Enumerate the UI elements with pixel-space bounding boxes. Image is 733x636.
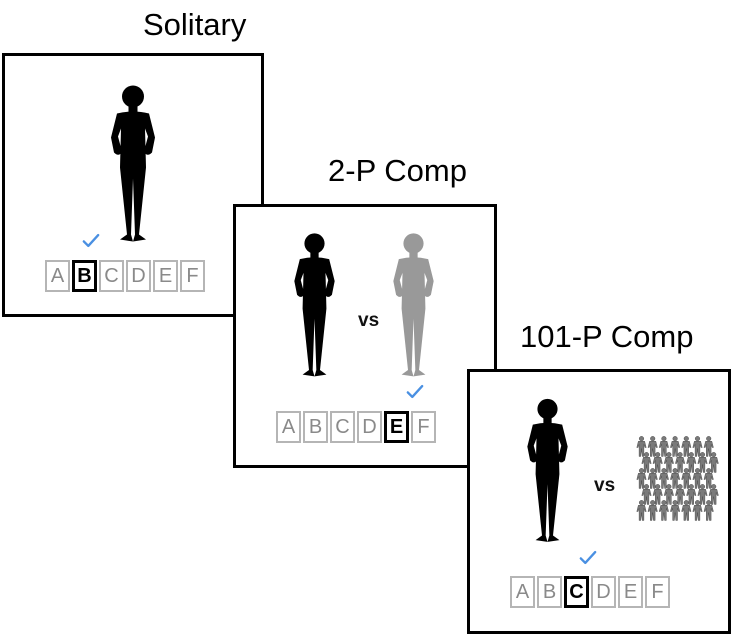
- answer-option-f[interactable]: F: [645, 576, 670, 608]
- answer-option-d[interactable]: D: [126, 260, 151, 292]
- answer-option-f[interactable]: F: [411, 411, 436, 443]
- answer-option-b[interactable]: B: [537, 576, 562, 608]
- answer-options: A B C D E F: [510, 576, 670, 608]
- panel-solitary-title: Solitary: [143, 7, 247, 42]
- player-silhouette-icon: [520, 392, 575, 547]
- answer-option-d[interactable]: D: [357, 411, 382, 443]
- answer-option-c[interactable]: C: [99, 260, 124, 292]
- answer-option-a[interactable]: A: [510, 576, 535, 608]
- answer-option-b[interactable]: B: [303, 411, 328, 443]
- answer-option-a[interactable]: A: [45, 260, 70, 292]
- answer-option-e[interactable]: E: [153, 260, 178, 292]
- answer-options: A B C D E F: [276, 411, 436, 443]
- answer-option-a[interactable]: A: [276, 411, 301, 443]
- player-silhouette-icon: [287, 224, 342, 384]
- opponent-silhouette-icon: [386, 224, 441, 384]
- checkmark-icon: [82, 233, 100, 248]
- answer-option-d[interactable]: D: [591, 576, 616, 608]
- answer-option-f[interactable]: F: [180, 260, 205, 292]
- panel-2p-comp: vs A B C D E F: [233, 204, 497, 468]
- answer-option-e-selected[interactable]: E: [384, 411, 409, 443]
- answer-options: A B C D E F: [45, 260, 205, 292]
- vs-label: vs: [594, 475, 616, 496]
- checkmark-icon: [406, 384, 424, 399]
- panel-101p-comp: vs A B C D E F: [467, 369, 731, 634]
- player-silhouette-icon: [103, 75, 163, 250]
- panel-101p-comp-title: 101-P Comp: [520, 319, 694, 354]
- answer-option-c[interactable]: C: [330, 411, 355, 443]
- answer-option-e[interactable]: E: [618, 576, 643, 608]
- answer-option-c-selected[interactable]: C: [564, 576, 589, 608]
- panel-2p-comp-title: 2-P Comp: [328, 153, 467, 188]
- crowd-icon: [636, 436, 719, 521]
- checkmark-icon: [579, 550, 597, 565]
- panel-solitary: A B C D E F: [2, 53, 264, 317]
- vs-label: vs: [358, 310, 380, 331]
- answer-option-b-selected[interactable]: B: [72, 260, 97, 292]
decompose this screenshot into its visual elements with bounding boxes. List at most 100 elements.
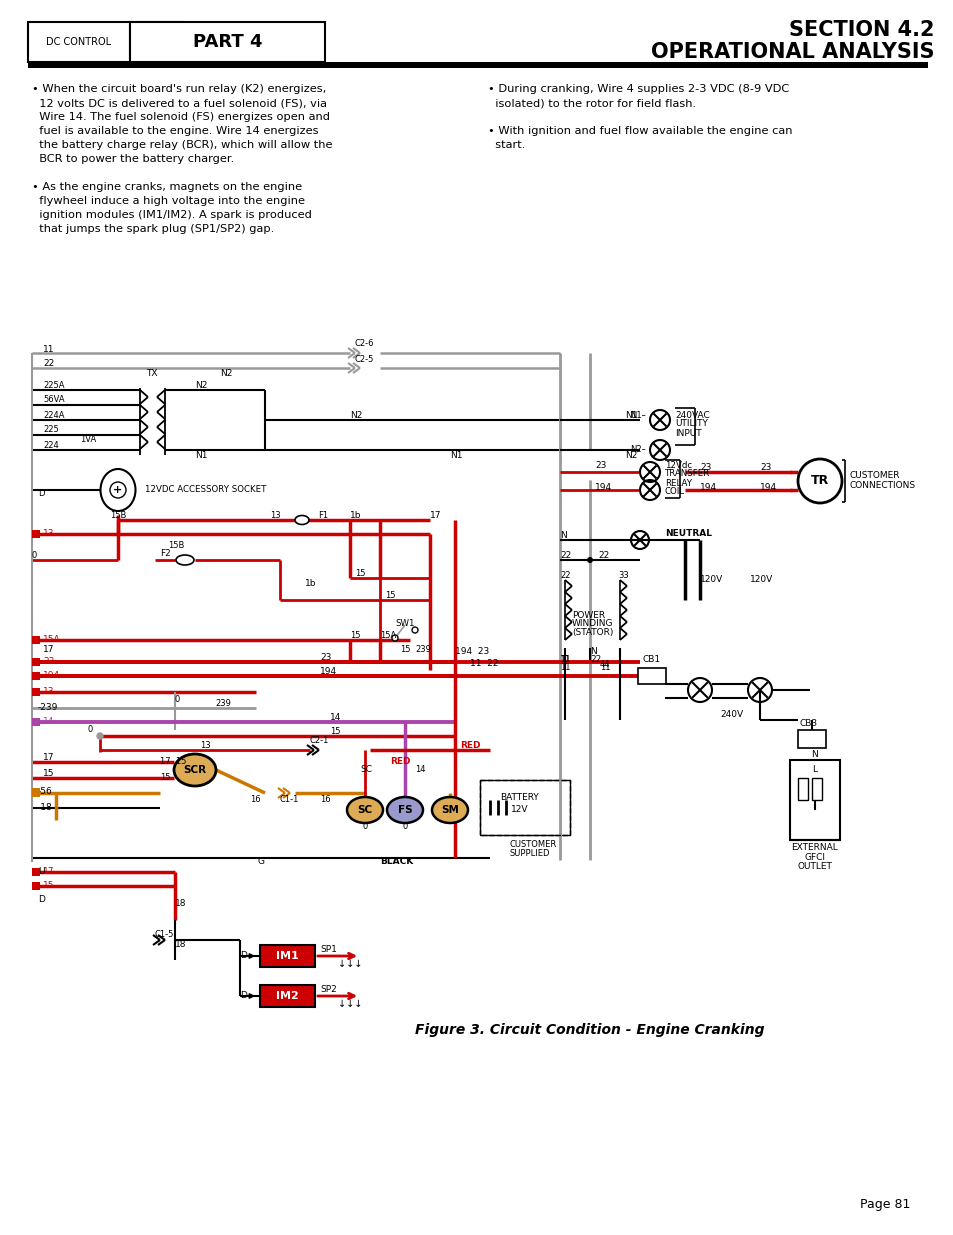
Bar <box>638 668 665 684</box>
Text: L: L <box>812 766 817 774</box>
Text: C2-1: C2-1 <box>310 736 329 746</box>
Text: 11  22: 11 22 <box>470 659 498 668</box>
Text: 15B: 15B <box>110 510 126 520</box>
Text: RED: RED <box>390 757 410 767</box>
Ellipse shape <box>175 555 193 564</box>
Text: 15: 15 <box>355 569 365 578</box>
Text: NEUTRAL: NEUTRAL <box>664 530 711 538</box>
Text: SC: SC <box>359 766 372 774</box>
Text: D: D <box>240 992 247 1000</box>
Text: SP1: SP1 <box>319 946 336 955</box>
Text: Wire 14. The fuel solenoid (FS) energizes open and: Wire 14. The fuel solenoid (FS) energize… <box>32 112 330 122</box>
Text: -239: -239 <box>38 704 58 713</box>
Text: 15: 15 <box>330 727 340 736</box>
Bar <box>797 778 807 800</box>
Text: 44: 44 <box>599 661 610 669</box>
Bar <box>260 986 314 1007</box>
Text: N2: N2 <box>350 411 362 420</box>
Text: WINDING: WINDING <box>572 620 613 629</box>
Text: IM1: IM1 <box>275 951 298 961</box>
Text: N1: N1 <box>624 411 637 420</box>
Text: N2: N2 <box>194 380 207 389</box>
Text: CB1: CB1 <box>642 656 660 664</box>
Text: 239: 239 <box>415 646 431 655</box>
Text: 194  23: 194 23 <box>455 647 489 657</box>
Text: N1–: N1– <box>629 411 645 420</box>
Text: 1b: 1b <box>305 579 316 589</box>
Text: 15B: 15B <box>168 541 184 550</box>
Text: 23: 23 <box>760 463 771 473</box>
Text: N1: N1 <box>450 452 462 461</box>
Text: 22: 22 <box>598 552 609 561</box>
Text: C2-6: C2-6 <box>355 340 375 348</box>
Ellipse shape <box>432 797 468 823</box>
Ellipse shape <box>100 469 135 511</box>
Text: 33: 33 <box>618 571 628 579</box>
Text: FS: FS <box>397 805 412 815</box>
Text: BLACK: BLACK <box>379 857 413 867</box>
Text: 0: 0 <box>32 552 37 561</box>
Circle shape <box>97 734 103 739</box>
Text: CONNECTIONS: CONNECTIONS <box>849 482 915 490</box>
Text: 194: 194 <box>700 483 717 492</box>
Text: 15A: 15A <box>43 636 61 645</box>
Text: 240V: 240V <box>720 710 742 720</box>
Text: C1-1: C1-1 <box>280 795 299 804</box>
Text: COIL: COIL <box>664 488 684 496</box>
Text: the battery charge relay (BCR), which will allow the: the battery charge relay (BCR), which wi… <box>32 140 333 149</box>
Text: 16: 16 <box>319 795 331 804</box>
Bar <box>32 788 40 797</box>
Text: SW1: SW1 <box>395 619 414 627</box>
Text: start.: start. <box>488 140 525 149</box>
Text: SP2: SP2 <box>319 986 336 994</box>
Text: 22: 22 <box>589 656 600 664</box>
Text: 16: 16 <box>250 795 260 804</box>
Text: 194: 194 <box>43 672 60 680</box>
Bar <box>797 730 825 748</box>
Text: 18: 18 <box>174 899 186 909</box>
Text: 23: 23 <box>43 657 54 667</box>
Text: 11: 11 <box>559 656 571 664</box>
Text: 17: 17 <box>43 753 54 762</box>
Text: +: + <box>113 485 123 495</box>
Text: 15: 15 <box>385 590 395 599</box>
Text: SC: SC <box>357 805 373 815</box>
Bar <box>811 778 821 800</box>
Text: 225A: 225A <box>43 382 65 390</box>
Text: U: U <box>38 867 45 877</box>
Text: ↓↓↓: ↓↓↓ <box>337 999 362 1009</box>
Text: -56: -56 <box>38 788 52 797</box>
Text: CUSTOMER: CUSTOMER <box>510 841 557 850</box>
Text: 14: 14 <box>415 766 425 774</box>
Text: C1-5: C1-5 <box>154 930 174 940</box>
Bar <box>32 658 40 666</box>
Text: 22: 22 <box>43 359 54 368</box>
Text: 17: 17 <box>430 511 441 520</box>
Text: 194: 194 <box>319 667 336 677</box>
Text: 23: 23 <box>595 461 606 469</box>
Text: 12Vdc: 12Vdc <box>664 461 691 469</box>
Text: 13: 13 <box>200 741 211 751</box>
Text: N2: N2 <box>624 452 637 461</box>
Ellipse shape <box>294 515 309 525</box>
Circle shape <box>110 482 126 498</box>
Text: 17  15: 17 15 <box>160 757 186 767</box>
Bar <box>32 789 40 797</box>
Text: SUPPLIED: SUPPLIED <box>510 850 550 858</box>
Text: BATTERY: BATTERY <box>500 794 538 803</box>
Text: 14: 14 <box>43 718 54 726</box>
Text: C2-5: C2-5 <box>355 354 374 363</box>
Text: N: N <box>589 647 597 657</box>
Text: that jumps the spark plug (SP1/SP2) gap.: that jumps the spark plug (SP1/SP2) gap. <box>32 224 274 233</box>
Text: 11: 11 <box>559 663 570 673</box>
Text: SM: SM <box>440 805 458 815</box>
Text: SECTION 4.2: SECTION 4.2 <box>789 20 934 40</box>
Text: 225: 225 <box>43 426 59 435</box>
Text: GFCI: GFCI <box>803 853 824 862</box>
Ellipse shape <box>347 797 382 823</box>
Text: F1: F1 <box>317 511 328 520</box>
Text: 0: 0 <box>88 725 93 735</box>
Text: 15: 15 <box>43 769 54 778</box>
Text: N: N <box>811 751 818 760</box>
Text: TX: TX <box>146 369 157 378</box>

+++

◆ Task statement ◆
Can you quote the data from the line containing "- answer-option-f[interactable]: F: [645, 576, 670, 608]" through the line containing "- vs-label: vs: [358, 310, 380, 331]", with every line reproduced verbatim?

◆ The answer ◆
- answer-option-f[interactable]: F: [645, 576, 670, 608]
- answer-option-d[interactable]: D: [126, 260, 151, 292]
- answer-option-f[interactable]: F: [411, 411, 436, 443]
- answer-option-b[interactable]: B: [537, 576, 562, 608]
- answer-options: A B C D E F: [510, 576, 670, 608]
- panel-solitary-title: Solitary: [143, 7, 247, 42]
- player-silhouette-icon: [520, 392, 575, 547]
- answer-option-d[interactable]: D: [357, 411, 382, 443]
- answer-option-c[interactable]: C: [99, 260, 124, 292]
- answer-option-a[interactable]: A: [510, 576, 535, 608]
- answer-option-b[interactable]: B: [303, 411, 328, 443]
- answer-option-a[interactable]: A: [45, 260, 70, 292]
- answer-option-e[interactable]: E: [153, 260, 178, 292]
- answer-options: A B C D E F: [276, 411, 436, 443]
- answer-option-a[interactable]: A: [276, 411, 301, 443]
- player-silhouette-icon: [287, 224, 342, 384]
- opponent-silhouette-icon: [386, 224, 441, 384]
- checkmark-icon: [82, 233, 100, 248]
- answer-option-d[interactable]: D: [591, 576, 616, 608]
- answer-option-f[interactable]: F: [180, 260, 205, 292]
- panel-2p-comp: vs A B C D E F: [233, 204, 497, 468]
- answer-option-e-selected[interactable]: E: [384, 411, 409, 443]
- answer-options: A B C D E F: [45, 260, 205, 292]
- vs-label: vs: [594, 475, 616, 496]
- checkmark-icon: [406, 384, 424, 399]
- panel-101p-comp: vs A B C D E F: [467, 369, 731, 634]
- player-silhouette-icon: [103, 75, 163, 250]
- panel-101p-comp-title: 101-P Comp: [520, 319, 694, 354]
- answer-option-c[interactable]: C: [330, 411, 355, 443]
- answer-option-e[interactable]: E: [618, 576, 643, 608]
- answer-option-c-selected[interactable]: C: [564, 576, 589, 608]
- panel-2p-comp-title: 2-P Comp: [328, 153, 467, 188]
- crowd-icon: [636, 436, 719, 521]
- checkmark-icon: [579, 550, 597, 565]
- panel-solitary: A B C D E F: [2, 53, 264, 317]
- vs-label: vs: [358, 310, 380, 331]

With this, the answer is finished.